## BEGIN SELECTED EXTRACT
OK, I ran out of snacks for Hamish and Duncan so I decided to try some cheese straws. I used the recipe here. The Guardian’s recipe promised “perfect Cheese straws”. Sounded good. The article actually goes into the topic of cheese straws in some depth quoting various chefs, but has its recipe towards the bottom of the main article, above the comments.

I made half quantities again, but even so, it only took a few minutes before my hands started to ache as I rubbed the butter in. I abandoned the manual approach and used a food mixer. This was the first time I’d seriously used a food mixer, so I’m not sure if I used the right blades or not. They were sharp-edged metal things.

I discovered a couple of things about processing stuff in food mixers.

Firstly, if you have to add a lot of an ingredient, a quantity of cheese for example, it’s a lot easier to add bulk ingredients by stopping the mixer and taking the top off and dumping it all in. Shoving it through the tiny hole at the top doesn’t really hack it! Doh!

Secondly, the recipe says to add water slowly until the dough ‘comes together in a firm dough’. What this means is that the dough suddenly goes from a breadcrumb-like consistency to a single sizeable lump and the mixer leaps about the work surface.
## END SELECTED EXTRACT
## BEGIN ENTRIES SUPPLIED
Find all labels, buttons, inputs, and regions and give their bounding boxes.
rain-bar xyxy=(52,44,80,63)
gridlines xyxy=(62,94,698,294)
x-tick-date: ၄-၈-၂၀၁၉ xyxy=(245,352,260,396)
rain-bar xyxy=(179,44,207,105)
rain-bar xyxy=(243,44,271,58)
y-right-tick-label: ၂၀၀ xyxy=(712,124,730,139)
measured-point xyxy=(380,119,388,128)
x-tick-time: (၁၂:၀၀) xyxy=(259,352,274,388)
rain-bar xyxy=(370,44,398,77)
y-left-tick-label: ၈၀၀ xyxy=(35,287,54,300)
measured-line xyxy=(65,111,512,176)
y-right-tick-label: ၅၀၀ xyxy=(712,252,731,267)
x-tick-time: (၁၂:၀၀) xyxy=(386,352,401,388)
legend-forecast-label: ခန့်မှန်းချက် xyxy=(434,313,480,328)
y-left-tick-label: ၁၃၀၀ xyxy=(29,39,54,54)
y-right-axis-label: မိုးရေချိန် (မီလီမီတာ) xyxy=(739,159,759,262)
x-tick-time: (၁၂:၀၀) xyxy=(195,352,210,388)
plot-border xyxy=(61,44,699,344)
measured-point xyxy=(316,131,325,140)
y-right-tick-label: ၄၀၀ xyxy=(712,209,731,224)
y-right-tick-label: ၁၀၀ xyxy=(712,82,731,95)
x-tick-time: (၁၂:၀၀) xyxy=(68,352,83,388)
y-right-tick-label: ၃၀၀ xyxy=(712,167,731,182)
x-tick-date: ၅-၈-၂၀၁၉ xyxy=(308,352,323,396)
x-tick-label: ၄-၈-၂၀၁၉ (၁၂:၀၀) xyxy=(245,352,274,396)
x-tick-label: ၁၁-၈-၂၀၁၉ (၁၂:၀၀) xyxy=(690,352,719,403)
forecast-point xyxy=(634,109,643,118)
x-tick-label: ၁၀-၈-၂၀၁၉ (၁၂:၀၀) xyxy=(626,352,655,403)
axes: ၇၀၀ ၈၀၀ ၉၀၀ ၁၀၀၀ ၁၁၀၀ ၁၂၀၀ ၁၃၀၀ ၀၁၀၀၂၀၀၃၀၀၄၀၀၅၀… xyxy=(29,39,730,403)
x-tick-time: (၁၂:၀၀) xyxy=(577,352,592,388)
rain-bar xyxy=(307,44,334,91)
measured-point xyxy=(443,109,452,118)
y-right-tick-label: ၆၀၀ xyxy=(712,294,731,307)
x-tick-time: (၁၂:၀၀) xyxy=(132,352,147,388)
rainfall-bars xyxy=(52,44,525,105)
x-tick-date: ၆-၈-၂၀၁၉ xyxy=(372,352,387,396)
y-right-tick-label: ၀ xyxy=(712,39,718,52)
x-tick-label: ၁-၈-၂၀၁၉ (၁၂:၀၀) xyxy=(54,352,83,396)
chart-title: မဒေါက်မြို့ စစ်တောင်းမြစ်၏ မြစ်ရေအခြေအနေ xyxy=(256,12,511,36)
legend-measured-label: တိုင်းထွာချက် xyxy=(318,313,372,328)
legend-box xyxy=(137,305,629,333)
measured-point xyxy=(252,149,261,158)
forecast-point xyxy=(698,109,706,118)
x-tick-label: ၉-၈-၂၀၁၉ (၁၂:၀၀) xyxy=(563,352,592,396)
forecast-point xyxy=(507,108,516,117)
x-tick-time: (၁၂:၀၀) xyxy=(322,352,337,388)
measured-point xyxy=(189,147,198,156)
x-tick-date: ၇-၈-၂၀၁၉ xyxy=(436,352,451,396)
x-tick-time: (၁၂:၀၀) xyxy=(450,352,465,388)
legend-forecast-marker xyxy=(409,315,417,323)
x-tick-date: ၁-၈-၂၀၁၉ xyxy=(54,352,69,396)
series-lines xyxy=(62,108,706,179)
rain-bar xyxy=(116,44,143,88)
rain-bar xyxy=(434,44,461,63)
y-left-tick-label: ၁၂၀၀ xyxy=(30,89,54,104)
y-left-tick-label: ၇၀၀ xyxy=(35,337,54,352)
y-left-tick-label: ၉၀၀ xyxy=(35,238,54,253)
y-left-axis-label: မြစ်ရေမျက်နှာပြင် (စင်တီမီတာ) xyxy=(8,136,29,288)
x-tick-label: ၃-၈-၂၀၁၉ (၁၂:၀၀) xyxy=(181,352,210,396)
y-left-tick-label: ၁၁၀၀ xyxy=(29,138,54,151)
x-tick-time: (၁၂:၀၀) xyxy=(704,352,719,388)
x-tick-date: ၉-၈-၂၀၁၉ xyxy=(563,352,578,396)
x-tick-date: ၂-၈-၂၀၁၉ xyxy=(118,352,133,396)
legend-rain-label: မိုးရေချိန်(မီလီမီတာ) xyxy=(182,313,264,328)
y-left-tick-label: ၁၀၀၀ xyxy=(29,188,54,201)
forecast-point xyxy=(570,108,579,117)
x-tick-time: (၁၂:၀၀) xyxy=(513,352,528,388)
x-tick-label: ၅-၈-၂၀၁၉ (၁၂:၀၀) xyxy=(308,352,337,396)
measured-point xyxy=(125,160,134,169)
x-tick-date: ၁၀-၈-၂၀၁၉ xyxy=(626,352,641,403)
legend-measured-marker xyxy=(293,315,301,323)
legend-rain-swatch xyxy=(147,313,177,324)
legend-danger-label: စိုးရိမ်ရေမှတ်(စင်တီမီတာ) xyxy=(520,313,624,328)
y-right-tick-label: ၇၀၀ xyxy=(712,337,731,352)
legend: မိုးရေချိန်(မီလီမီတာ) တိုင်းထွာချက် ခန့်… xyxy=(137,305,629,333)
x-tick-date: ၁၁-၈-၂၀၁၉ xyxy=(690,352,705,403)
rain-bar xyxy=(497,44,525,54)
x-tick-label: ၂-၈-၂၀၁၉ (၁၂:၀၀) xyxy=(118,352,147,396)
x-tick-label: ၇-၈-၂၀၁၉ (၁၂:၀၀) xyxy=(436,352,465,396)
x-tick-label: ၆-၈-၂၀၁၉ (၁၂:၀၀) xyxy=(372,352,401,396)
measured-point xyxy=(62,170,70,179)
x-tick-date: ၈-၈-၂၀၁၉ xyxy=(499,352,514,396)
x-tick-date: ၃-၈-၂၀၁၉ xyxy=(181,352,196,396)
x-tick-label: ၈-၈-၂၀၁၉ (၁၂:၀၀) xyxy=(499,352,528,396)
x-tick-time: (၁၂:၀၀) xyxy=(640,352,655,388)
## END ENTRIES SUPPLIED
-- PROMPT A --
According to the cheese straws text, where does the Guardian article place its recipe?
-- PROMPT B --
Carry on the text about making cheese straws from the point where it stops.

-- TASK OUTPUT A --
Towards the bottom of the main article, above the comments.

-- TASK OUTPUT B --
Anyway, here’s the dough in cling film ready for the fridge.

straws4
The dough ready for putting into the fridge for 30 minutes

After the dough had been in the fridge for 30 minutes, it was just a matter of making the straws and cooking them.

straws3
The dough rolled out

Making them was simple enough, but I misread the instructions and cooked them for only 5 minutes instead of 20 minutes! So I put them in for 5 minutes at a time until they were cooked. Actually they tasted a bit doughy so perhaps I should have cooked them longer. Here’s the finished product.

The end result
The end result. They are a little pallid as I misread the recipe!